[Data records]

- - -

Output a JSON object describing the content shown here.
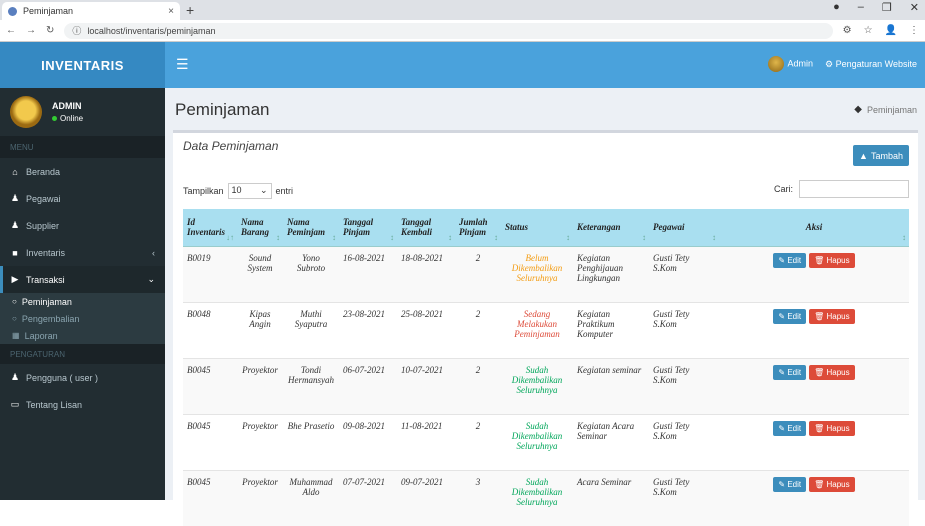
{
  "browser": {
    "tab_title": "Peminjaman",
    "url": "localhost/inventaris/peminjaman",
    "new_tab": "+",
    "close_tab": "×"
  },
  "navbar": {
    "brand": "INVENTARIS",
    "user": "Admin",
    "menu_link": "Pengaturan Website"
  },
  "sidebar": {
    "user_name": "ADMIN",
    "user_status": "Online",
    "header": "MENU",
    "items": [
      {
        "label": "Beranda",
        "icon": "home-icon"
      },
      {
        "label": "Pegawai",
        "icon": "user-icon"
      },
      {
        "label": "Supplier",
        "icon": "users-icon"
      },
      {
        "label": "Inventaris",
        "icon": "box-icon"
      },
      {
        "label": "Transaksi",
        "icon": "cart-icon"
      }
    ],
    "sub_items": [
      {
        "label": "Peminjaman"
      },
      {
        "label": "Pengembalian"
      },
      {
        "label": "Laporan"
      }
    ],
    "header2": "PENGATURAN",
    "items2": [
      {
        "label": "Pengguna ( user )",
        "icon": "user-icon"
      },
      {
        "label": "Tentang Lisan",
        "icon": "laptop-icon"
      }
    ]
  },
  "content": {
    "page_title": "Peminjaman",
    "breadcrumb": "Peminjaman",
    "box_title": "Data Peminjaman",
    "add_button": "Tambah",
    "show_label": "Tampilkan",
    "entries_value": "10",
    "entries_label": "entri",
    "search_label": "Cari:",
    "search_value": ""
  },
  "table": {
    "headers": [
      "Id Inventaris",
      "Nama Barang",
      "Nama Peminjam",
      "Tanggal Pinjam",
      "Tanggal Kembali",
      "Jumlah Pinjam",
      "Status",
      "Keterangan",
      "Pegawai",
      "Aksi"
    ],
    "rows": [
      {
        "id": "B0019",
        "barang": "Sound System",
        "peminjam": "Yono Subroto",
        "pinjam": "16-08-2021",
        "kembali": "18-08-2021",
        "jumlah": "2",
        "status": "Belum Dikembalikan Seluruhnya",
        "status_type": "orange",
        "ket": "Kegiatan Penghijauan Lingkungan",
        "pegawai": "Gusti Tety S.Kom"
      },
      {
        "id": "B0048",
        "barang": "Kipas Angin",
        "peminjam": "Muthi Syaputra",
        "pinjam": "23-08-2021",
        "kembali": "25-08-2021",
        "jumlah": "2",
        "status": "Sedang Melakukan Peminjaman",
        "status_type": "red",
        "ket": "Kegiatan Praktikum Komputer",
        "pegawai": "Gusti Tety S.Kom"
      },
      {
        "id": "B0045",
        "barang": "Proyektor",
        "peminjam": "Tondi Hermansyah",
        "pinjam": "06-07-2021",
        "kembali": "10-07-2021",
        "jumlah": "2",
        "status": "Sudah Dikembalikan Seluruhnya",
        "status_type": "green",
        "ket": "Kegiatan seminar",
        "pegawai": "Gusti Tety S.Kom"
      },
      {
        "id": "B0045",
        "barang": "Proyektor",
        "peminjam": "Bhe Prasetio",
        "pinjam": "09-08-2021",
        "kembali": "11-08-2021",
        "jumlah": "2",
        "status": "Sudah Dikembalikan Seluruhnya",
        "status_type": "green",
        "ket": "Kegiatan Acara Seminar",
        "pegawai": "Gusti Tety S.Kom"
      },
      {
        "id": "B0045",
        "barang": "Proyektor",
        "peminjam": "Muhammad Aldo",
        "pinjam": "07-07-2021",
        "kembali": "09-07-2021",
        "jumlah": "3",
        "status": "Sudah Dikembalikan Seluruhnya",
        "status_type": "green",
        "ket": "Acara Seminar",
        "pegawai": "Gusti Tety S.Kom"
      }
    ],
    "edit_label": "Edit",
    "delete_label": "Hapus"
  },
  "colors": {
    "navbar": "#4aa2dc",
    "sidebar": "#222d32",
    "table_header": "#a9dff0",
    "edit": "#3c8dbc",
    "delete": "#dd4b39"
  }
}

- - -

### What you should do
Copy the material exactly. Do not include the pictures.

### Response to this exercise
Output a JSON object describing the content shown here.
{
  "browser": {
    "tab_title": "Peminjaman",
    "url": "localhost/inventaris/peminjaman",
    "new_tab": "+",
    "close_tab": "×"
  },
  "navbar": {
    "brand": "INVENTARIS",
    "user": "Admin",
    "menu_link": "Pengaturan Website"
  },
  "sidebar": {
    "user_name": "ADMIN",
    "user_status": "Online",
    "header": "MENU",
    "items": [
      {
        "label": "Beranda",
        "icon": "home-icon"
      },
      {
        "label": "Pegawai",
        "icon": "user-icon"
      },
      {
        "label": "Supplier",
        "icon": "users-icon"
      },
      {
        "label": "Inventaris",
        "icon": "box-icon"
      },
      {
        "label": "Transaksi",
        "icon": "cart-icon"
      }
    ],
    "sub_items": [
      {
        "label": "Peminjaman"
      },
      {
        "label": "Pengembalian"
      },
      {
        "label": "Laporan"
      }
    ],
    "header2": "PENGATURAN",
    "items2": [
      {
        "label": "Pengguna ( user )",
        "icon": "user-icon"
      },
      {
        "label": "Tentang Lisan",
        "icon": "laptop-icon"
      }
    ]
  },
  "content": {
    "page_title": "Peminjaman",
    "breadcrumb": "Peminjaman",
    "box_title": "Data Peminjaman",
    "add_button": "Tambah",
    "show_label": "Tampilkan",
    "entries_value": "10",
    "entries_label": "entri",
    "search_label": "Cari:",
    "search_value": ""
  },
  "table": {
    "headers": [
      "Id Inventaris",
      "Nama Barang",
      "Nama Peminjam",
      "Tanggal Pinjam",
      "Tanggal Kembali",
      "Jumlah Pinjam",
      "Status",
      "Keterangan",
      "Pegawai",
      "Aksi"
    ],
    "rows": [
      {
        "id": "B0019",
        "barang": "Sound System",
        "peminjam": "Yono Subroto",
        "pinjam": "16-08-2021",
        "kembali": "18-08-2021",
        "jumlah": "2",
        "status": "Belum Dikembalikan Seluruhnya",
        "status_type": "orange",
        "ket": "Kegiatan Penghijauan Lingkungan",
        "pegawai": "Gusti Tety S.Kom"
      },
      {
        "id": "B0048",
        "barang": "Kipas Angin",
        "peminjam": "Muthi Syaputra",
        "pinjam": "23-08-2021",
        "kembali": "25-08-2021",
        "jumlah": "2",
        "status": "Sedang Melakukan Peminjaman",
        "status_type": "red",
        "ket": "Kegiatan Praktikum Komputer",
        "pegawai": "Gusti Tety S.Kom"
      },
      {
        "id": "B0045",
        "barang": "Proyektor",
        "peminjam": "Tondi Hermansyah",
        "pinjam": "06-07-2021",
        "kembali": "10-07-2021",
        "jumlah": "2",
        "status": "Sudah Dikembalikan Seluruhnya",
        "status_type": "green",
        "ket": "Kegiatan seminar",
        "pegawai": "Gusti Tety S.Kom"
      },
      {
        "id": "B0045",
        "barang": "Proyektor",
        "peminjam": "Bhe Prasetio",
        "pinjam": "09-08-2021",
        "kembali": "11-08-2021",
        "jumlah": "2",
        "status": "Sudah Dikembalikan Seluruhnya",
        "status_type": "green",
        "ket": "Kegiatan Acara Seminar",
        "pegawai": "Gusti Tety S.Kom"
      },
      {
        "id": "B0045",
        "barang": "Proyektor",
        "peminjam": "Muhammad Aldo",
        "pinjam": "07-07-2021",
        "kembali": "09-07-2021",
        "jumlah": "3",
        "status": "Sudah Dikembalikan Seluruhnya",
        "status_type": "green",
        "ket": "Acara Seminar",
        "pegawai": "Gusti Tety S.Kom"
      }
    ],
    "edit_label": "Edit",
    "delete_label": "Hapus"
  },
  "colors": {
    "navbar": "#4aa2dc",
    "sidebar": "#222d32",
    "table_header": "#a9dff0",
    "edit": "#3c8dbc",
    "delete": "#dd4b39"
  }
}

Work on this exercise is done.